» TASK BRIEF: Write out the listing exactly as it is given.

» DATA SUPPLIED:
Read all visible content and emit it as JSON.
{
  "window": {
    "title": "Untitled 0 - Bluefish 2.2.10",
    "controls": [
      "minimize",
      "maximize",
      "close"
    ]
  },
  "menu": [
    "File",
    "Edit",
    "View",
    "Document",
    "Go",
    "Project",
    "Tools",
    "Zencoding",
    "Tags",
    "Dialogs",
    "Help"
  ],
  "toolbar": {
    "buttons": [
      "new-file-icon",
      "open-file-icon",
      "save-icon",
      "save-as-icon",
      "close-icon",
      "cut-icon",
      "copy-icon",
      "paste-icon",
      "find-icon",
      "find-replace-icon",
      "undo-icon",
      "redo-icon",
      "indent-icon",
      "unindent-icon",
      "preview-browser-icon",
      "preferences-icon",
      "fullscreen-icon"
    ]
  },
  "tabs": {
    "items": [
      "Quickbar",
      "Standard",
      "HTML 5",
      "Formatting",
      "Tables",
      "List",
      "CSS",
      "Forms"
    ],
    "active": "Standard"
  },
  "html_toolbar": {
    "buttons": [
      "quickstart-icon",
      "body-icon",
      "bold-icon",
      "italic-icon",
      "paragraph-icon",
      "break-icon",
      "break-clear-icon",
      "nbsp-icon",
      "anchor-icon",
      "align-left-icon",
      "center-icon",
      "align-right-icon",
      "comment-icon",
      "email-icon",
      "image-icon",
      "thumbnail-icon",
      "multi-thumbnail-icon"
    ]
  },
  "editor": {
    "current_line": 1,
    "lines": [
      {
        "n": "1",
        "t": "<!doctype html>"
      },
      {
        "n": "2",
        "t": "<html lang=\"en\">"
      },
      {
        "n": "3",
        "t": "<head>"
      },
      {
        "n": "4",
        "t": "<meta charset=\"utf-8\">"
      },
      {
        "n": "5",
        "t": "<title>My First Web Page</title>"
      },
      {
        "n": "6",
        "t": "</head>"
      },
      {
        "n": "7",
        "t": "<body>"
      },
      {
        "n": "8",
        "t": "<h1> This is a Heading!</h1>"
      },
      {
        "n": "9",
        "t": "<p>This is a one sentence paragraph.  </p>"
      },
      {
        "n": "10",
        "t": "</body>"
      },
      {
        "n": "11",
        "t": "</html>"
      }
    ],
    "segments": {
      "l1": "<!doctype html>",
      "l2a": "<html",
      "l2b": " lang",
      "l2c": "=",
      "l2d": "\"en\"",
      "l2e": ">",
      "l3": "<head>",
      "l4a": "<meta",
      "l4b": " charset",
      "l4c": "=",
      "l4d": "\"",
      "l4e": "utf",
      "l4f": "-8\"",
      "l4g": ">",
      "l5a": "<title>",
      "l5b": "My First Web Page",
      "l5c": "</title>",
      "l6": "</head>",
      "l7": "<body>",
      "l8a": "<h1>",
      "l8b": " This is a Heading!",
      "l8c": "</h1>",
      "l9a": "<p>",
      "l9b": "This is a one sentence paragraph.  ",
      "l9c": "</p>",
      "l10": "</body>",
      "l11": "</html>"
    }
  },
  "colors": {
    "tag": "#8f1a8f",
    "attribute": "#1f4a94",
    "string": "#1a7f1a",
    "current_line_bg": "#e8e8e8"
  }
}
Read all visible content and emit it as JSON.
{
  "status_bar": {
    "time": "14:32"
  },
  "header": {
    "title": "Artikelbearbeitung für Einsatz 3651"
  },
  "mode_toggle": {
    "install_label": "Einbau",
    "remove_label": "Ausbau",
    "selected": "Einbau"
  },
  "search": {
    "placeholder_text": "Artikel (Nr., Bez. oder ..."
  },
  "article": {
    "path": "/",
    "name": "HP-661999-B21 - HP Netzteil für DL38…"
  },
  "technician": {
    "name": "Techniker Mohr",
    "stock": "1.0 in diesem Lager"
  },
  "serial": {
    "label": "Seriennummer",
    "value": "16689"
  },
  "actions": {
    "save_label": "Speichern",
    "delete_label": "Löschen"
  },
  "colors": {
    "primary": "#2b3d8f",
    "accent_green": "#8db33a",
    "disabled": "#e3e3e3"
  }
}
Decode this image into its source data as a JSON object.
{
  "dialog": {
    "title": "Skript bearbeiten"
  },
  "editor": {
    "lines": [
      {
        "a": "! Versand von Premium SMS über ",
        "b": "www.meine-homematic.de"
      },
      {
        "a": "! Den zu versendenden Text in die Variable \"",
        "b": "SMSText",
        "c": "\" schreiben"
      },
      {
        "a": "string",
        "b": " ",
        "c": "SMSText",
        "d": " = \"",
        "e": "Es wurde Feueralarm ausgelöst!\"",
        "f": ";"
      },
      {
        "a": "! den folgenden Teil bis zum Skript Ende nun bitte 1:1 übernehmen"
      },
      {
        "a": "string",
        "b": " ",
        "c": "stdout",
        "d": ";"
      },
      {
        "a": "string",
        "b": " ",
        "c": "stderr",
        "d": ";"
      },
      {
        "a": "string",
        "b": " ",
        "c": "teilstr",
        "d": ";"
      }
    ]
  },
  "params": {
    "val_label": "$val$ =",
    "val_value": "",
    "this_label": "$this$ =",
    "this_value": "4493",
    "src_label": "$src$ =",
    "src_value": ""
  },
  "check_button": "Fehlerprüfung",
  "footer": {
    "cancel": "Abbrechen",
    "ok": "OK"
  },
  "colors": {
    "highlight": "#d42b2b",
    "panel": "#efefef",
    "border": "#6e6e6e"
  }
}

» EXPECTED OUTPUT:
Read all visible content and emit it as JSON.
{
  "window": {
    "title": "Untitled 0 - Bluefish 2.2.10",
    "controls": [
      "minimize",
      "maximize",
      "close"
    ]
  },
  "menu": [
    "File",
    "Edit",
    "View",
    "Document",
    "Go",
    "Project",
    "Tools",
    "Zencoding",
    "Tags",
    "Dialogs",
    "Help"
  ],
  "toolbar": {
    "buttons": [
      "new-file-icon",
      "open-file-icon",
      "save-icon",
      "save-as-icon",
      "close-icon",
      "cut-icon",
      "copy-icon",
      "paste-icon",
      "find-icon",
      "find-replace-icon",
      "undo-icon",
      "redo-icon",
      "indent-icon",
      "unindent-icon",
      "preview-browser-icon",
      "preferences-icon",
      "fullscreen-icon"
    ]
  },
  "tabs": {
    "items": [
      "Quickbar",
      "Standard",
      "HTML 5",
      "Formatting",
      "Tables",
      "List",
      "CSS",
      "Forms"
    ],
    "active": "Standard"
  },
  "html_toolbar": {
    "buttons": [
      "quickstart-icon",
      "body-icon",
      "bold-icon",
      "italic-icon",
      "paragraph-icon",
      "break-icon",
      "break-clear-icon",
      "nbsp-icon",
      "anchor-icon",
      "align-left-icon",
      "center-icon",
      "align-right-icon",
      "comment-icon",
      "email-icon",
      "image-icon",
      "thumbnail-icon",
      "multi-thumbnail-icon"
    ]
  },
  "editor": {
    "current_line": 1,
    "lines": [
      {
        "n": "1",
        "t": "<!doctype html>"
      },
      {
        "n": "2",
        "t": "<html lang=\"en\">"
      },
      {
        "n": "3",
        "t": "<head>"
      },
      {
        "n": "4",
        "t": "<meta charset=\"utf-8\">"
      },
      {
        "n": "5",
        "t": "<title>My First Web Page</title>"
      },
      {
        "n": "6",
        "t": "</head>"
      },
      {
        "n": "7",
        "t": "<body>"
      },
      {
        "n": "8",
        "t": "<h1> This is a Heading!</h1>"
      },
      {
        "n": "9",
        "t": "<p>This is a one sentence paragraph.  </p>"
      },
      {
        "n": "10",
        "t": "</body>"
      },
      {
        "n": "11",
        "t": "</html>"
      }
    ],
    "segments": {
      "l1": "<!doctype html>",
      "l2a": "<html",
      "l2b": " lang",
      "l2c": "=",
      "l2d": "\"en\"",
      "l2e": ">",
      "l3": "<head>",
      "l4a": "<meta",
      "l4b": " charset",
      "l4c": "=",
      "l4d": "\"",
      "l4e": "utf",
      "l4f": "-8\"",
      "l4g": ">",
      "l5a": "<title>",
      "l5b": "My First Web Page",
      "l5c": "</title>",
      "l6": "</head>",
      "l7": "<body>",
      "l8a": "<h1>",
      "l8b": " This is a Heading!",
      "l8c": "</h1>",
      "l9a": "<p>",
      "l9b": "This is a one sentence paragraph.  ",
      "l9c": "</p>",
      "l10": "</body>",
      "l11": "</html>"
    }
  },
  "colors": {
    "tag": "#8f1a8f",
    "attribute": "#1f4a94",
    "string": "#1a7f1a",
    "current_line_bg": "#e8e8e8"
  }
}
Read all visible content and emit it as JSON.
{
  "status_bar": {
    "time": "14:32"
  },
  "header": {
    "title": "Artikelbearbeitung für Einsatz 3651"
  },
  "mode_toggle": {
    "install_label": "Einbau",
    "remove_label": "Ausbau",
    "selected": "Einbau"
  },
  "search": {
    "placeholder_text": "Artikel (Nr., Bez. oder ..."
  },
  "article": {
    "path": "/",
    "name": "HP-661999-B21 - HP Netzteil für DL38…"
  },
  "technician": {
    "name": "Techniker Mohr",
    "stock": "1.0 in diesem Lager"
  },
  "serial": {
    "label": "Seriennummer",
    "value": "16689"
  },
  "actions": {
    "save_label": "Speichern",
    "delete_label": "Löschen"
  },
  "colors": {
    "primary": "#2b3d8f",
    "accent_green": "#8db33a",
    "disabled": "#e3e3e3"
  }
}
Decode this image into its source data as a JSON object.
{
  "dialog": {
    "title": "Skript bearbeiten"
  },
  "editor": {
    "lines": [
      {
        "a": "! Versand von Premium SMS über ",
        "b": "www.meine-homematic.de"
      },
      {
        "a": "! Den zu versendenden Text in die Variable \"",
        "b": "SMSText",
        "c": "\" schreiben"
      },
      {
        "a": "string",
        "b": " ",
        "c": "SMSText",
        "d": " = \"",
        "e": "Es wurde Feueralarm ausgelöst!\"",
        "f": ";"
      },
      {
        "a": "! den folgenden Teil bis zum Skript Ende nun bitte 1:1 übernehmen"
      },
      {
        "a": "string",
        "b": " ",
        "c": "stdout",
        "d": ";"
      },
      {
        "a": "string",
        "b": " ",
        "c": "stderr",
        "d": ";"
      },
      {
        "a": "string",
        "b": " ",
        "c": "teilstr",
        "d": ";"
      }
    ]
  },
  "params": {
    "val_label": "$val$ =",
    "val_value": "",
    "this_label": "$this$ =",
    "this_value": "4493",
    "src_label": "$src$ =",
    "src_value": ""
  },
  "check_button": "Fehlerprüfung",
  "footer": {
    "cancel": "Abbrechen",
    "ok": "OK"
  },
  "colors": {
    "highlight": "#d42b2b",
    "panel": "#efefef",
    "border": "#6e6e6e"
  }
}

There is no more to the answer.